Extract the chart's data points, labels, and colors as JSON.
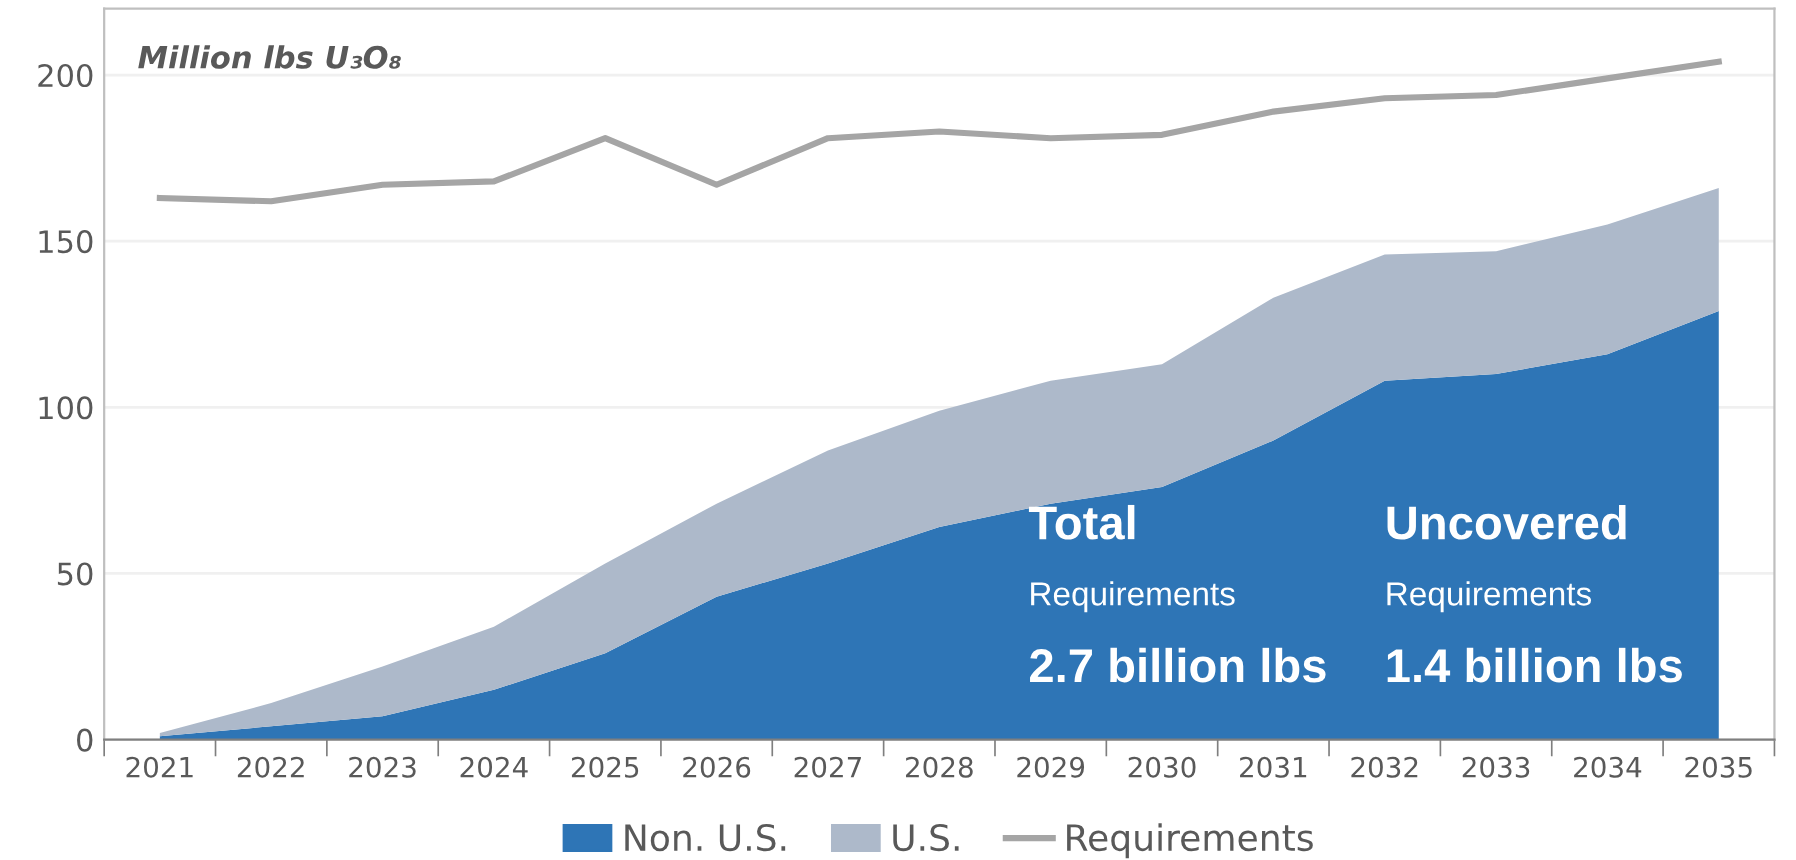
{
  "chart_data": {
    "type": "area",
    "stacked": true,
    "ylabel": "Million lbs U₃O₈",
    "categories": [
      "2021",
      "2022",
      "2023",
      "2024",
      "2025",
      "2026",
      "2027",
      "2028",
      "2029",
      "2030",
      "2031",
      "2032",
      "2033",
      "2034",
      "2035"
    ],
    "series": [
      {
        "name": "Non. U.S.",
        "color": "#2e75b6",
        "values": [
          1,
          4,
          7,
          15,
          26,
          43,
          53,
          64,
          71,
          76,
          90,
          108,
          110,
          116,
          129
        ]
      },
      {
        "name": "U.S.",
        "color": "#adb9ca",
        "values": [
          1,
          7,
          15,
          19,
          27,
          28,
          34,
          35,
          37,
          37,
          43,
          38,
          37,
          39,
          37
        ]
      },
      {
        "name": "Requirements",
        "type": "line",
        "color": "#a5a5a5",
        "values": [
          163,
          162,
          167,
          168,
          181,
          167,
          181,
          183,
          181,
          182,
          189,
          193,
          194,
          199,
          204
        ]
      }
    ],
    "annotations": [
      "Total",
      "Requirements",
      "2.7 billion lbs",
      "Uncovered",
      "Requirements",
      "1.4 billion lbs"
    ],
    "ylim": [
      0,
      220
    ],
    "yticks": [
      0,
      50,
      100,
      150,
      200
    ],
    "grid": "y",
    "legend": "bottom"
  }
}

++++

** AIM OF THE TASK **
Images must not appear in the copy; reproduce everything else in the records verbatim.

** ANSWER TO THIS EXERCISE **
Extract the chart's data points, labels, and colors as JSON.
{
  "chart_data": {
    "type": "area",
    "stacked": true,
    "ylabel": "Million lbs U₃O₈",
    "categories": [
      "2021",
      "2022",
      "2023",
      "2024",
      "2025",
      "2026",
      "2027",
      "2028",
      "2029",
      "2030",
      "2031",
      "2032",
      "2033",
      "2034",
      "2035"
    ],
    "series": [
      {
        "name": "Non. U.S.",
        "color": "#2e75b6",
        "values": [
          1,
          4,
          7,
          15,
          26,
          43,
          53,
          64,
          71,
          76,
          90,
          108,
          110,
          116,
          129
        ]
      },
      {
        "name": "U.S.",
        "color": "#adb9ca",
        "values": [
          1,
          7,
          15,
          19,
          27,
          28,
          34,
          35,
          37,
          37,
          43,
          38,
          37,
          39,
          37
        ]
      },
      {
        "name": "Requirements",
        "type": "line",
        "color": "#a5a5a5",
        "values": [
          163,
          162,
          167,
          168,
          181,
          167,
          181,
          183,
          181,
          182,
          189,
          193,
          194,
          199,
          204
        ]
      }
    ],
    "annotations": [
      "Total",
      "Requirements",
      "2.7 billion lbs",
      "Uncovered",
      "Requirements",
      "1.4 billion lbs"
    ],
    "ylim": [
      0,
      220
    ],
    "yticks": [
      0,
      50,
      100,
      150,
      200
    ],
    "grid": "y",
    "legend": "bottom"
  }
}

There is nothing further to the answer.